Instructions for the task: Copy each line of the listing below exactly.
=== Extracted data ===
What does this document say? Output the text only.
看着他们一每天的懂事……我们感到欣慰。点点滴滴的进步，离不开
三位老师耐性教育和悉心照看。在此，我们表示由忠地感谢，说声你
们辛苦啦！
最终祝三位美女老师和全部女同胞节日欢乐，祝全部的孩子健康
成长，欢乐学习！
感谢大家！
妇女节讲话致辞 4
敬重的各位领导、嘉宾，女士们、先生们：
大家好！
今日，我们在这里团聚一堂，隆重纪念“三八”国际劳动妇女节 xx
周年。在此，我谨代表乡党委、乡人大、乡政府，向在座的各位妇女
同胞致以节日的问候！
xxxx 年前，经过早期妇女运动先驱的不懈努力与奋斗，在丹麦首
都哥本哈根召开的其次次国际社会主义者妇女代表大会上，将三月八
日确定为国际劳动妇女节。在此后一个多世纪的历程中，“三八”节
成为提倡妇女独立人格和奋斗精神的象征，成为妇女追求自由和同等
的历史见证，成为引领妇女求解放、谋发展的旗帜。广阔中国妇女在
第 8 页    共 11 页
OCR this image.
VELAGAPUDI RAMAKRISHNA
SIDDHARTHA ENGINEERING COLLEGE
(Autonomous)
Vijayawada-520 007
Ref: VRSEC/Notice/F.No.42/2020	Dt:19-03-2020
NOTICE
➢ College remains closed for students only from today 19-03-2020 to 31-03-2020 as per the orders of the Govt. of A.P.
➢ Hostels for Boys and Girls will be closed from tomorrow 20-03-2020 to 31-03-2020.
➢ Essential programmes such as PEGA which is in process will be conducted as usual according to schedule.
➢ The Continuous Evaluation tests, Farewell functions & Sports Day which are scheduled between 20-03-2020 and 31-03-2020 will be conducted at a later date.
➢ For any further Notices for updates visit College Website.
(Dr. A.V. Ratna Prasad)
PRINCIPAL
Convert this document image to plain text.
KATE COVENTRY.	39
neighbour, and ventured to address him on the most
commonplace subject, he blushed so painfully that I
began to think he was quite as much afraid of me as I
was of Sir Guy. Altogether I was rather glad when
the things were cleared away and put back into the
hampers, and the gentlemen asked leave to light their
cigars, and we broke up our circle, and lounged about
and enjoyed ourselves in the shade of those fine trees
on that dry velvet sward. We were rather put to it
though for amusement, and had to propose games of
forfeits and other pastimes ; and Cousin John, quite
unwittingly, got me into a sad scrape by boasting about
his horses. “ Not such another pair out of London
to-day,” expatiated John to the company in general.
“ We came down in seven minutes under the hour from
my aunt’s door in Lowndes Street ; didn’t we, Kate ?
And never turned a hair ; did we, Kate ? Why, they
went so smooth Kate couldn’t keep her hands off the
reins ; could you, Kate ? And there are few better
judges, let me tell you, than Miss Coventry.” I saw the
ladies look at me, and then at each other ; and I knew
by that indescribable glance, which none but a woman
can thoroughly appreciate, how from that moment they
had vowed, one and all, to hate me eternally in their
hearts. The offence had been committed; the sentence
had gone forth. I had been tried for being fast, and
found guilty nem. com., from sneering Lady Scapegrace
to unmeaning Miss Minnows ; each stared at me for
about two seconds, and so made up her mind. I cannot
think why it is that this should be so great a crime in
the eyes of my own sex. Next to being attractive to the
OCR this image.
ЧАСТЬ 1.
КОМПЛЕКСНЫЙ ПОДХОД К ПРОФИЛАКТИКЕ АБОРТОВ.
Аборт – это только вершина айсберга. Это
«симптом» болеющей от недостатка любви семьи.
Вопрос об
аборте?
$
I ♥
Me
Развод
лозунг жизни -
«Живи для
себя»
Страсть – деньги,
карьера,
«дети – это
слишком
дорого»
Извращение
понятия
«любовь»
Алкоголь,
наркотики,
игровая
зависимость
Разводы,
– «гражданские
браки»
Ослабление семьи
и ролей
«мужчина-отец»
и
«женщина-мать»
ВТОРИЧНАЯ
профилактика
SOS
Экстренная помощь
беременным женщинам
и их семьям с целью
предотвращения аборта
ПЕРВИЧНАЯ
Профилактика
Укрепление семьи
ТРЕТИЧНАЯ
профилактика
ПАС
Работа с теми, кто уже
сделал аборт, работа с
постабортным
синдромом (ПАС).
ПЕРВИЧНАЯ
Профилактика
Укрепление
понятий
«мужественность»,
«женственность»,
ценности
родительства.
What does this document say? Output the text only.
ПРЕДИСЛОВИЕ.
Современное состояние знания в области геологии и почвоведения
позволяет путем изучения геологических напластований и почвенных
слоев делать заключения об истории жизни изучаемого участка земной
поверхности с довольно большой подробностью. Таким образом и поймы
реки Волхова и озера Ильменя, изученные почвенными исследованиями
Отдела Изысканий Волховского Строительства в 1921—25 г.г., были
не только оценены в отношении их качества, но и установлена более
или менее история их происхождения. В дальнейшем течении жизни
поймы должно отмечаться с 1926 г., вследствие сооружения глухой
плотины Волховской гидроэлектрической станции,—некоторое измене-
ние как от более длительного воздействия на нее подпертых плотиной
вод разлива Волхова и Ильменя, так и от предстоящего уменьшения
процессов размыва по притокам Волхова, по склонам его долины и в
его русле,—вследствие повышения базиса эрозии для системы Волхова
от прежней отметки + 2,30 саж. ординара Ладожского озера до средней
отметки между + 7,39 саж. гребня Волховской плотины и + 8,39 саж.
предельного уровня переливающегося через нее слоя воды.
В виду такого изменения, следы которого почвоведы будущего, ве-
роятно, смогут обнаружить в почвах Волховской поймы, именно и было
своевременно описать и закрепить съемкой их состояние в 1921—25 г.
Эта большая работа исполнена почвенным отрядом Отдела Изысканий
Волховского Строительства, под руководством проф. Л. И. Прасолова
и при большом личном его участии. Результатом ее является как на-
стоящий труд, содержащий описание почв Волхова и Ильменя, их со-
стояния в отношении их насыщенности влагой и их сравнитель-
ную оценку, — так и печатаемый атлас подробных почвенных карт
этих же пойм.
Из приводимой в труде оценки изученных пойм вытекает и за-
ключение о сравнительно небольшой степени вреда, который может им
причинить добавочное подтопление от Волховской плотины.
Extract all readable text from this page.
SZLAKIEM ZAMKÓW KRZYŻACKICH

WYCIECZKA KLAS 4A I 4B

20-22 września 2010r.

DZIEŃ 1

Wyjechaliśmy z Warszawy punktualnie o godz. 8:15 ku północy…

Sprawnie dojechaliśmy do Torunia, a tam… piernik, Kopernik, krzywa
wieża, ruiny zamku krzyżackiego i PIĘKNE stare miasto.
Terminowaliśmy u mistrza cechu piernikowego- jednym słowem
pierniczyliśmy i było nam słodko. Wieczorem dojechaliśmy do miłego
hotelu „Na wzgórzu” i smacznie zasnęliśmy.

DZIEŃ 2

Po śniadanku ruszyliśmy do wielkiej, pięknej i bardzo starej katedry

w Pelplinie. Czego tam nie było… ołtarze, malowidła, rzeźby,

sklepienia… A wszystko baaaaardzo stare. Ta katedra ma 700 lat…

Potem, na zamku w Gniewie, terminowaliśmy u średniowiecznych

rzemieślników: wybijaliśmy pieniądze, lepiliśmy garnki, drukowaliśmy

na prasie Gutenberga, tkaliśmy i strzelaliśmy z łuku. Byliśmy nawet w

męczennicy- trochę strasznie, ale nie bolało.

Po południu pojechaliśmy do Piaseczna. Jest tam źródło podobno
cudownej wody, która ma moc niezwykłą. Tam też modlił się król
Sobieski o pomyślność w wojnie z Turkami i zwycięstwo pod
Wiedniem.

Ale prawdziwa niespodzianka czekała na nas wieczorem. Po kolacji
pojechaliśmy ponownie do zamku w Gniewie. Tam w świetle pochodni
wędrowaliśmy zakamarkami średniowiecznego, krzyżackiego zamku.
===
Output below:
What does this document say? Output the text only.
看着他们一每天的懂事……我们感到欣慰。点点滴滴的进步，离不开
三位老师耐性教育和悉心照看。在此，我们表示由忠地感谢，说声你
们辛苦啦！
最终祝三位美女老师和全部女同胞节日欢乐，祝全部的孩子健康
成长，欢乐学习！
感谢大家！
妇女节讲话致辞 4
敬重的各位领导、嘉宾，女士们、先生们：
大家好！
今日，我们在这里团聚一堂，隆重纪念“三八”国际劳动妇女节 xx
周年。在此，我谨代表乡党委、乡人大、乡政府，向在座的各位妇女
同胞致以节日的问候！
xxxx 年前，经过早期妇女运动先驱的不懈努力与奋斗，在丹麦首
都哥本哈根召开的其次次国际社会主义者妇女代表大会上，将三月八
日确定为国际劳动妇女节。在此后一个多世纪的历程中，“三八”节
成为提倡妇女独立人格和奋斗精神的象征，成为妇女追求自由和同等
的历史见证，成为引领妇女求解放、谋发展的旗帜。广阔中国妇女在
第 8 页    共 11 页
OCR this image.
VELAGAPUDI RAMAKRISHNA
SIDDHARTHA ENGINEERING COLLEGE
(Autonomous)
Vijayawada-520 007
Ref: VRSEC/Notice/F.No.42/2020	Dt:19-03-2020
NOTICE
➢ College remains closed for students only from today 19-03-2020 to 31-03-2020 as per the orders of the Govt. of A.P.
➢ Hostels for Boys and Girls will be closed from tomorrow 20-03-2020 to 31-03-2020.
➢ Essential programmes such as PEGA which is in process will be conducted as usual according to schedule.
➢ The Continuous Evaluation tests, Farewell functions & Sports Day which are scheduled between 20-03-2020 and 31-03-2020 will be conducted at a later date.
➢ For any further Notices for updates visit College Website.
(Dr. A.V. Ratna Prasad)
PRINCIPAL
Convert this document image to plain text.
KATE COVENTRY.	39
neighbour, and ventured to address him on the most
commonplace subject, he blushed so painfully that I
began to think he was quite as much afraid of me as I
was of Sir Guy. Altogether I was rather glad when
the things were cleared away and put back into the
hampers, and the gentlemen asked leave to light their
cigars, and we broke up our circle, and lounged about
and enjoyed ourselves in the shade of those fine trees
on that dry velvet sward. We were rather put to it
though for amusement, and had to propose games of
forfeits and other pastimes ; and Cousin John, quite
unwittingly, got me into a sad scrape by boasting about
his horses. “ Not such another pair out of London
to-day,” expatiated John to the company in general.
“ We came down in seven minutes under the hour from
my aunt’s door in Lowndes Street ; didn’t we, Kate ?
And never turned a hair ; did we, Kate ? Why, they
went so smooth Kate couldn’t keep her hands off the
reins ; could you, Kate ? And there are few better
judges, let me tell you, than Miss Coventry.” I saw the
ladies look at me, and then at each other ; and I knew
by that indescribable glance, which none but a woman
can thoroughly appreciate, how from that moment they
had vowed, one and all, to hate me eternally in their
hearts. The offence had been committed; the sentence
had gone forth. I had been tried for being fast, and
found guilty nem. com., from sneering Lady Scapegrace
to unmeaning Miss Minnows ; each stared at me for
about two seconds, and so made up her mind. I cannot
think why it is that this should be so great a crime in
the eyes of my own sex. Next to being attractive to the
OCR this image.
ЧАСТЬ 1.
КОМПЛЕКСНЫЙ ПОДХОД К ПРОФИЛАКТИКЕ АБОРТОВ.
Аборт – это только вершина айсберга. Это
«симптом» болеющей от недостатка любви семьи.
Вопрос об
аборте?
$
I ♥
Me
Развод
лозунг жизни -
«Живи для
себя»
Страсть – деньги,
карьера,
«дети – это
слишком
дорого»
Извращение
понятия
«любовь»
Алкоголь,
наркотики,
игровая
зависимость
Разводы,
– «гражданские
браки»
Ослабление семьи
и ролей
«мужчина-отец»
и
«женщина-мать»
ВТОРИЧНАЯ
профилактика
SOS
Экстренная помощь
беременным женщинам
и их семьям с целью
предотвращения аборта
ПЕРВИЧНАЯ
Профилактика
Укрепление семьи
ТРЕТИЧНАЯ
профилактика
ПАС
Работа с теми, кто уже
сделал аборт, работа с
постабортным
синдромом (ПАС).
ПЕРВИЧНАЯ
Профилактика
Укрепление
понятий
«мужественность»,
«женственность»,
ценности
родительства.
What does this document say? Output the text only.
ПРЕДИСЛОВИЕ.
Современное состояние знания в области геологии и почвоведения
позволяет путем изучения геологических напластований и почвенных
слоев делать заключения об истории жизни изучаемого участка земной
поверхности с довольно большой подробностью. Таким образом и поймы
реки Волхова и озера Ильменя, изученные почвенными исследованиями
Отдела Изысканий Волховского Строительства в 1921—25 г.г., были
не только оценены в отношении их качества, но и установлена более
или менее история их происхождения. В дальнейшем течении жизни
поймы должно отмечаться с 1926 г., вследствие сооружения глухой
плотины Волховской гидроэлектрической станции,—некоторое измене-
ние как от более длительного воздействия на нее подпертых плотиной
вод разлива Волхова и Ильменя, так и от предстоящего уменьшения
процессов размыва по притокам Волхова, по склонам его долины и в
его русле,—вследствие повышения базиса эрозии для системы Волхова
от прежней отметки + 2,30 саж. ординара Ладожского озера до средней
отметки между + 7,39 саж. гребня Волховской плотины и + 8,39 саж.
предельного уровня переливающегося через нее слоя воды.
В виду такого изменения, следы которого почвоведы будущего, ве-
роятно, смогут обнаружить в почвах Волховской поймы, именно и было
своевременно описать и закрепить съемкой их состояние в 1921—25 г.
Эта большая работа исполнена почвенным отрядом Отдела Изысканий
Волховского Строительства, под руководством проф. Л. И. Прасолова
и при большом личном его участии. Результатом ее является как на-
стоящий труд, содержащий описание почв Волхова и Ильменя, их со-
стояния в отношении их насыщенности влагой и их сравнитель-
ную оценку, — так и печатаемый атлас подробных почвенных карт
этих же пойм.
Из приводимой в труде оценки изученных пойм вытекает и за-
ключение о сравнительно небольшой степени вреда, который может им
причинить добавочное подтопление от Волховской плотины.
Extract all readable text from this page.
SZLAKIEM ZAMKÓW KRZYŻACKICH

WYCIECZKA KLAS 4A I 4B

20-22 września 2010r.

DZIEŃ 1

Wyjechaliśmy z Warszawy punktualnie o godz. 8:15 ku północy…

Sprawnie dojechaliśmy do Torunia, a tam… piernik, Kopernik, krzywa
wieża, ruiny zamku krzyżackiego i PIĘKNE stare miasto.
Terminowaliśmy u mistrza cechu piernikowego- jednym słowem
pierniczyliśmy i było nam słodko. Wieczorem dojechaliśmy do miłego
hotelu „Na wzgórzu” i smacznie zasnęliśmy.

DZIEŃ 2

Po śniadanku ruszyliśmy do wielkiej, pięknej i bardzo starej katedry

w Pelplinie. Czego tam nie było… ołtarze, malowidła, rzeźby,

sklepienia… A wszystko baaaaardzo stare. Ta katedra ma 700 lat…

Potem, na zamku w Gniewie, terminowaliśmy u średniowiecznych

rzemieślników: wybijaliśmy pieniądze, lepiliśmy garnki, drukowaliśmy

na prasie Gutenberga, tkaliśmy i strzelaliśmy z łuku. Byliśmy nawet w

męczennicy- trochę strasznie, ale nie bolało.

Po południu pojechaliśmy do Piaseczna. Jest tam źródło podobno
cudownej wody, która ma moc niezwykłą. Tam też modlił się król
Sobieski o pomyślność w wojnie z Turkami i zwycięstwo pod
Wiedniem.

Ale prawdziwa niespodzianka czekała na nas wieczorem. Po kolacji
pojechaliśmy ponownie do zamku w Gniewie. Tam w świetle pochodni
wędrowaliśmy zakamarkami średniowiecznego, krzyżackiego zamku.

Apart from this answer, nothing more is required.